------ Recorded data
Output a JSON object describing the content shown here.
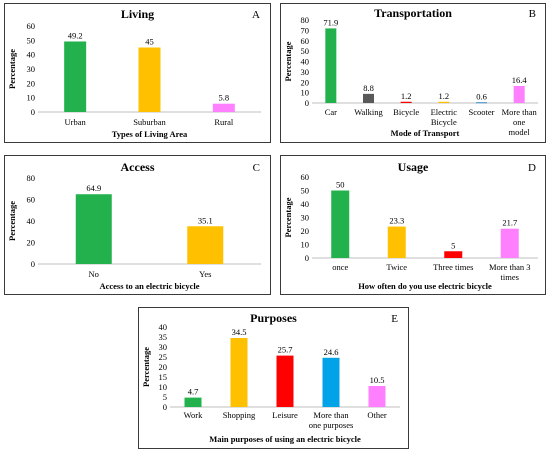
{
  "chart_data": [
    {
      "type": "bar",
      "panel": "A",
      "title": "Living",
      "xlabel": "Types of Living Area",
      "ylabel": "Percentage",
      "categories": [
        "Urban",
        "Suburban",
        "Rural"
      ],
      "values": [
        49.2,
        45,
        5.8
      ],
      "value_labels": [
        "49.2",
        "45",
        "5.8"
      ],
      "colors": [
        "#22b14c",
        "#ffc000",
        "#ff80ff"
      ],
      "ylim": [
        0,
        60
      ],
      "yticks": [
        0,
        10,
        20,
        30,
        40,
        50,
        60
      ],
      "grid": false
    },
    {
      "type": "bar",
      "panel": "B",
      "title": "Transportation",
      "xlabel": "Mode of Transport",
      "ylabel": "Percentage",
      "categories": [
        [
          "Car"
        ],
        [
          "Walking"
        ],
        [
          "Bicycle"
        ],
        [
          "Electric",
          "Bicycle"
        ],
        [
          "Scooter"
        ],
        [
          "More than",
          "one",
          "model"
        ]
      ],
      "values": [
        71.9,
        8.8,
        1.2,
        1.2,
        0.6,
        16.4
      ],
      "value_labels": [
        "71.9",
        "8.8",
        "1.2",
        "1.2",
        "0.6",
        "16.4"
      ],
      "colors": [
        "#22b14c",
        "#595959",
        "#ff0000",
        "#ffc000",
        "#0070c0",
        "#ff80ff"
      ],
      "ylim": [
        0,
        80
      ],
      "yticks": [
        0,
        10,
        20,
        30,
        40,
        50,
        60,
        70,
        80
      ],
      "grid": false
    },
    {
      "type": "bar",
      "panel": "C",
      "title": "Access",
      "xlabel": "Access to an electric bicycle",
      "ylabel": "Percentage",
      "categories": [
        "No",
        "Yes"
      ],
      "values": [
        64.9,
        35.1
      ],
      "value_labels": [
        "64.9",
        "35.1"
      ],
      "colors": [
        "#22b14c",
        "#ffc000"
      ],
      "ylim": [
        0,
        80
      ],
      "yticks": [
        0,
        20,
        40,
        60,
        80
      ],
      "grid": false
    },
    {
      "type": "bar",
      "panel": "D",
      "title": "Usage",
      "xlabel": "How often do you use electric bicycle",
      "ylabel": "Percentage",
      "categories": [
        [
          "once"
        ],
        [
          "Twice"
        ],
        [
          "Three times"
        ],
        [
          "More than 3",
          "times"
        ]
      ],
      "values": [
        50,
        23.3,
        5,
        21.7
      ],
      "value_labels": [
        "50",
        "23.3",
        "5",
        "21.7"
      ],
      "colors": [
        "#22b14c",
        "#ffc000",
        "#ff0000",
        "#ff80ff"
      ],
      "ylim": [
        0,
        60
      ],
      "yticks": [
        0,
        10,
        20,
        30,
        40,
        50,
        60
      ],
      "grid": false
    },
    {
      "type": "bar",
      "panel": "E",
      "title": "Purposes",
      "xlabel": "Main purposes of using an electric bicycle",
      "ylabel": "Percentage",
      "categories": [
        [
          "Work"
        ],
        [
          "Shopping"
        ],
        [
          "Leisure"
        ],
        [
          "More than",
          "one purposes"
        ],
        [
          "Other"
        ]
      ],
      "values": [
        4.7,
        34.5,
        25.7,
        24.6,
        10.5
      ],
      "value_labels": [
        "4.7",
        "34.5",
        "25.7",
        "24.6",
        "10.5"
      ],
      "colors": [
        "#22b14c",
        "#ffc000",
        "#ff0000",
        "#00a2e8",
        "#ff80ff"
      ],
      "ylim": [
        0,
        40
      ],
      "yticks": [
        0,
        5,
        10,
        15,
        20,
        25,
        30,
        35,
        40
      ],
      "grid": false
    }
  ]
}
------------
# Your objective
Isolate the lines that hold the word "panel" and copy all of them.

# Answer to the exercise
      "panel": "A",
      "panel": "B",
      "panel": "C",
      "panel": "D",
      "panel": "E",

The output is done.